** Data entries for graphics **

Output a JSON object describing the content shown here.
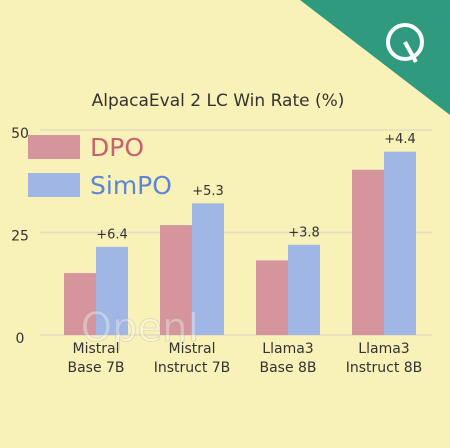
{
  "chart_data": {
    "type": "grouped_bar",
    "title": "AlpacaEval 2 LC Win Rate (%)",
    "categories": [
      [
        "Mistral",
        "Base 7B"
      ],
      [
        "Mistral",
        "Instruct 7B"
      ],
      [
        "Llama3",
        "Base 8B"
      ],
      [
        "Llama3",
        "Instruct 8B"
      ]
    ],
    "series": [
      {
        "name": "DPO",
        "color": "#d4959d",
        "values": [
          15.1,
          26.8,
          18.2,
          40.3
        ]
      },
      {
        "name": "SimPO",
        "color": "#a0b6e4",
        "values": [
          21.5,
          32.1,
          22.0,
          44.7
        ]
      }
    ],
    "annotations": [
      "+6.4",
      "+5.3",
      "+3.8",
      "+4.4"
    ],
    "ylim": [
      0,
      50
    ],
    "yticks": [
      0,
      25,
      50
    ],
    "grid": true,
    "legend": "upper left",
    "watermark": "OpenI"
  }
}
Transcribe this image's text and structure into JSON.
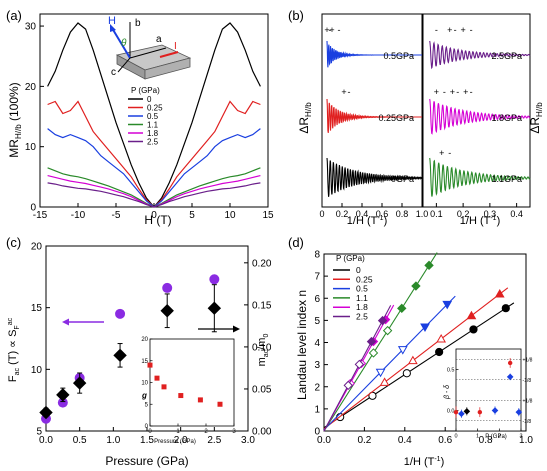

** What is being asked **
In the listing above, find the lines holding the word "JSON" and copy them.

** Reply **
Output a JSON object describing the content shown here.
Transcribe this image's text and structure into JSON.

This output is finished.